» Stated task
Locate every line below that contains the word "icon" and copy it.

» Collected data entries
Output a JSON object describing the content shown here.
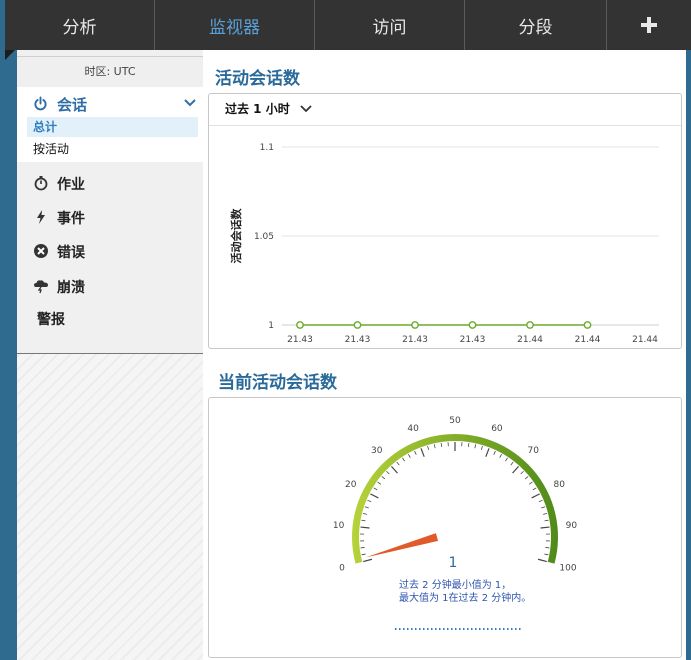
{
  "topnav": {
    "tabs": [
      {
        "label": "分析",
        "active": false
      },
      {
        "label": "监视器",
        "active": true
      },
      {
        "label": "访问",
        "active": false
      },
      {
        "label": "分段",
        "active": false
      }
    ],
    "add_icon": "plus-icon"
  },
  "sidebar": {
    "timezone": "时区: UTC",
    "session": {
      "label": "会话",
      "icon": "power-icon",
      "subitems": [
        {
          "label": "总计",
          "active": true
        },
        {
          "label": "按活动",
          "active": false
        }
      ]
    },
    "items": [
      {
        "label": "作业",
        "icon": "stopwatch-icon"
      },
      {
        "label": "事件",
        "icon": "lightning-icon"
      },
      {
        "label": "错误",
        "icon": "error-circle-icon"
      },
      {
        "label": "崩溃",
        "icon": "storm-cloud-icon"
      },
      {
        "label": "警报",
        "icon": ""
      }
    ]
  },
  "main": {
    "active_sessions_title": "活动会话数",
    "time_range": "过去 1 小时",
    "current_sessions_title": "当前活动会话数"
  },
  "chart_data": [
    {
      "type": "line",
      "ylabel": "活动会话数",
      "y_ticks": [
        "1.1",
        "1.05",
        "1"
      ],
      "ylim": [
        1,
        1.1
      ],
      "x_tick_labels": [
        "21.43",
        "21.43",
        "21.43",
        "21.43",
        "21.44",
        "21.44",
        "21.44"
      ],
      "series": [
        {
          "values": [
            1,
            1,
            1,
            1,
            1,
            1
          ]
        }
      ],
      "color": "#6aaa2a",
      "grid": true
    },
    {
      "type": "gauge",
      "value": 1,
      "min": 0,
      "max": 100,
      "major_ticks": [
        "0",
        "10",
        "20",
        "30",
        "40",
        "50",
        "60",
        "70",
        "80",
        "90",
        "100"
      ],
      "value_label": "1",
      "caption_line1": "过去 2 分钟最小值为 1，",
      "caption_line2": "最大值为 1在过去 2 分钟内。",
      "needle_color": "#e05a2a",
      "arc_colors": [
        "#b7d23a",
        "#4f8a1a"
      ]
    }
  ]
}
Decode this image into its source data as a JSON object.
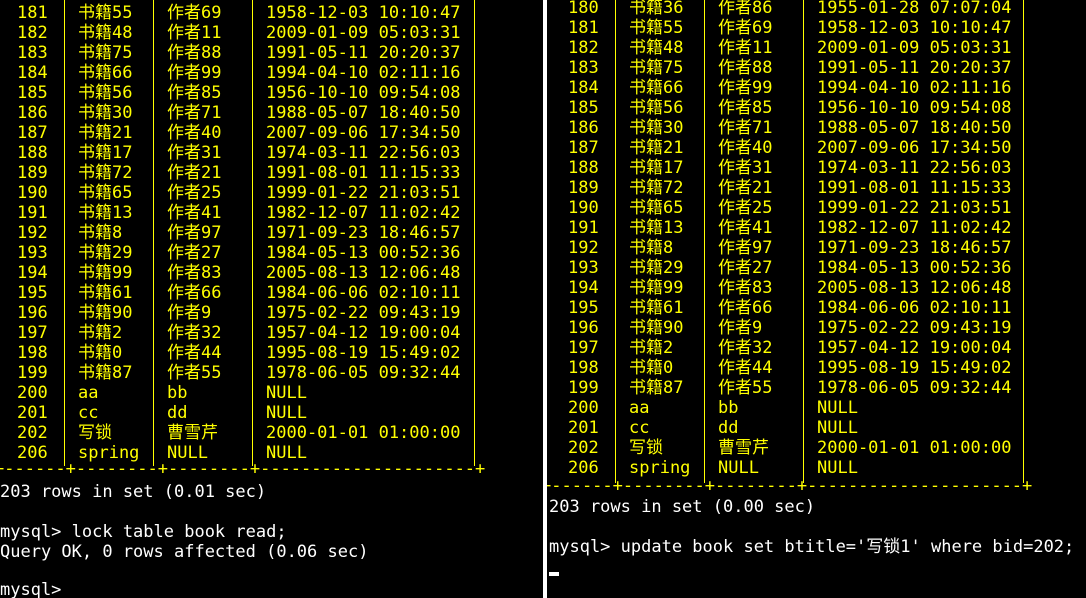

» Answer to this problem
    "add_icon": "plus-icon"
      "icon": "power-icon",
        "icon": "stopwatch-icon"
        "icon": "lightning-icon"
        "icon": "error-circle-icon"
        "icon": "storm-cloud-icon"
        "icon": ""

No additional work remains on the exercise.